> Instructions for the task
Retype the material word for word.

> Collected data
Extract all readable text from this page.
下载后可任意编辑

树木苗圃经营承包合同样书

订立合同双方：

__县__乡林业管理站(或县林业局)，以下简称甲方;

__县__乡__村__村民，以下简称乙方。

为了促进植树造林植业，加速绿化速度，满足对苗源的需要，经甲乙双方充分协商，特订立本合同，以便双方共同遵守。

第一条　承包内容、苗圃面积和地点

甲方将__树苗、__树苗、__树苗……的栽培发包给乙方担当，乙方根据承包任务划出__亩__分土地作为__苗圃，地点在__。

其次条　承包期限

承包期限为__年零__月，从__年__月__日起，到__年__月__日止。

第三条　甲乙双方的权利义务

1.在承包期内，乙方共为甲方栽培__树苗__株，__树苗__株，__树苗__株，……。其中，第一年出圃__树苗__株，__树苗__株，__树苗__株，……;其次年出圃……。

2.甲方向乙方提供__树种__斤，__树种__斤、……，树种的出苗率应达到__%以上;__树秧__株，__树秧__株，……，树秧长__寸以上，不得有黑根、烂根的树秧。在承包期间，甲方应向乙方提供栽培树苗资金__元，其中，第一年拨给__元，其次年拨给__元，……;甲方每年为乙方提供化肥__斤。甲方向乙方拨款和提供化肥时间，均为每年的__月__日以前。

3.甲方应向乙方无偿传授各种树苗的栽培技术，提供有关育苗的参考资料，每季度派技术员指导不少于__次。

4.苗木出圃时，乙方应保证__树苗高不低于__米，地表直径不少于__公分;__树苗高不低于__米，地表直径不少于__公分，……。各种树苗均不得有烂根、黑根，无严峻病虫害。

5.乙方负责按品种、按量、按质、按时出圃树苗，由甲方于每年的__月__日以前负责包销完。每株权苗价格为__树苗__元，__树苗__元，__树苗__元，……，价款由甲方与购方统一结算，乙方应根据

> Finished task
Extract all readable text from this page.
下载后可任意编辑

树木苗圃经营承包合同样书

订立合同双方：

__县__乡林业管理站(或县林业局)，以下简称甲方;

__县__乡__村__村民，以下简称乙方。

为了促进植树造林植业，加速绿化速度，满足对苗源的需要，经甲乙双方充分协商，特订立本合同，以便双方共同遵守。

第一条　承包内容、苗圃面积和地点

甲方将__树苗、__树苗、__树苗……的栽培发包给乙方担当，乙方根据承包任务划出__亩__分土地作为__苗圃，地点在__。

其次条　承包期限

承包期限为__年零__月，从__年__月__日起，到__年__月__日止。

第三条　甲乙双方的权利义务

1.在承包期内，乙方共为甲方栽培__树苗__株，__树苗__株，__树苗__株，……。其中，第一年出圃__树苗__株，__树苗__株，__树苗__株，……;其次年出圃……。

2.甲方向乙方提供__树种__斤，__树种__斤、……，树种的出苗率应达到__%以上;__树秧__株，__树秧__株，……，树秧长__寸以上，不得有黑根、烂根的树秧。在承包期间，甲方应向乙方提供栽培树苗资金__元，其中，第一年拨给__元，其次年拨给__元，……;甲方每年为乙方提供化肥__斤。甲方向乙方拨款和提供化肥时间，均为每年的__月__日以前。

3.甲方应向乙方无偿传授各种树苗的栽培技术，提供有关育苗的参考资料，每季度派技术员指导不少于__次。

4.苗木出圃时，乙方应保证__树苗高不低于__米，地表直径不少于__公分;__树苗高不低于__米，地表直径不少于__公分，……。各种树苗均不得有烂根、黑根，无严峻病虫害。

5.乙方负责按品种、按量、按质、按时出圃树苗，由甲方于每年的__月__日以前负责包销完。每株权苗价格为__树苗__元，__树苗__元，__树苗__元，……，价款由甲方与购方统一结算，乙方应根据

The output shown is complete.